▶ _Work to complete_:
Can you set down every line of the material below, word for word and in the same order?

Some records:
>>>>>
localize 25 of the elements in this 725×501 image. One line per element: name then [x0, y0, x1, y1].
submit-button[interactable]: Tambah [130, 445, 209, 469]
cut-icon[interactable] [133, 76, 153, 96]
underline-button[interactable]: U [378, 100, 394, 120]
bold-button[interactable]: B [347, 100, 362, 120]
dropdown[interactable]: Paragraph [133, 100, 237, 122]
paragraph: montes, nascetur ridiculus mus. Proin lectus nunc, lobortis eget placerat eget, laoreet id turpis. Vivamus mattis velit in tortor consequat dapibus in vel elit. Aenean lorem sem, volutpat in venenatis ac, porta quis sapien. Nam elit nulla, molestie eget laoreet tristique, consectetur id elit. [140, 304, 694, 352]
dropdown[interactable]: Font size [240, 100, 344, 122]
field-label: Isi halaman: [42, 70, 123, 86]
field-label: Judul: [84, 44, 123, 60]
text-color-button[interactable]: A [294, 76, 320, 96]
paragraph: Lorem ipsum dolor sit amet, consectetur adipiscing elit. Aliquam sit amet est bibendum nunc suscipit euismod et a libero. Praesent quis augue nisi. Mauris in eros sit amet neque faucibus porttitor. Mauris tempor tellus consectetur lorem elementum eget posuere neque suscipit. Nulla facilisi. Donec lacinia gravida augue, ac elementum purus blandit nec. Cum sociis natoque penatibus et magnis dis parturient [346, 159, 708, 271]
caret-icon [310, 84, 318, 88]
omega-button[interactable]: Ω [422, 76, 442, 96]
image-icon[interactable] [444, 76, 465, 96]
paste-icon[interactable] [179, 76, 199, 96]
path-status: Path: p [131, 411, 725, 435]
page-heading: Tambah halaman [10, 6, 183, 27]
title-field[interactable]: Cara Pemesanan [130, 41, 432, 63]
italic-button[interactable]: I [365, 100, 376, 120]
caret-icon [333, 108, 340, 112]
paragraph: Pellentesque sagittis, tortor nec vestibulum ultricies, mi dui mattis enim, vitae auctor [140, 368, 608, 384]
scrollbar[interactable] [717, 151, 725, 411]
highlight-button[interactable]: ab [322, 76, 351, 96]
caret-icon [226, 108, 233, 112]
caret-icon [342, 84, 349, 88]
<<<<<
▶ _Output of the exercise_:
localize 25 of the elements in this 725×501 image. One line per element: name then [x0, y0, x1, y1].
submit-button[interactable]: Tambah [130, 445, 209, 469]
cut-icon[interactable] [133, 76, 153, 96]
underline-button[interactable]: U [378, 100, 394, 120]
bold-button[interactable]: B [347, 100, 362, 120]
dropdown[interactable]: Paragraph [133, 100, 237, 122]
paragraph: montes, nascetur ridiculus mus. Proin lectus nunc, lobortis eget placerat eget, laoreet id turpis. Vivamus mattis velit in tortor consequat dapibus in vel elit. Aenean lorem sem, volutpat in venenatis ac, porta quis sapien. Nam elit nulla, molestie eget laoreet tristique, consectetur id elit. [140, 304, 694, 352]
dropdown[interactable]: Font size [240, 100, 344, 122]
field-label: Isi halaman: [42, 70, 123, 86]
field-label: Judul: [84, 44, 123, 60]
text-color-button[interactable]: A [294, 76, 320, 96]
paragraph: Lorem ipsum dolor sit amet, consectetur adipiscing elit. Aliquam sit amet est bibendum nunc suscipit euismod et a libero. Praesent quis augue nisi. Mauris in eros sit amet neque faucibus porttitor. Mauris tempor tellus consectetur lorem elementum eget posuere neque suscipit. Nulla facilisi. Donec lacinia gravida augue, ac elementum purus blandit nec. Cum sociis natoque penatibus et magnis dis parturient [346, 159, 708, 271]
caret-icon [310, 84, 318, 88]
omega-button[interactable]: Ω [422, 76, 442, 96]
image-icon[interactable] [444, 76, 465, 96]
paste-icon[interactable] [179, 76, 199, 96]
path-status: Path: p [131, 411, 725, 435]
page-heading: Tambah halaman [10, 6, 183, 27]
title-field[interactable]: Cara Pemesanan [130, 41, 432, 63]
italic-button[interactable]: I [365, 100, 376, 120]
caret-icon [333, 108, 340, 112]
paragraph: Pellentesque sagittis, tortor nec vestibulum ultricies, mi dui mattis enim, vitae auctor [140, 368, 608, 384]
scrollbar[interactable] [717, 151, 725, 411]
highlight-button[interactable]: ab [322, 76, 351, 96]
caret-icon [226, 108, 233, 112]
caret-icon [342, 84, 349, 88]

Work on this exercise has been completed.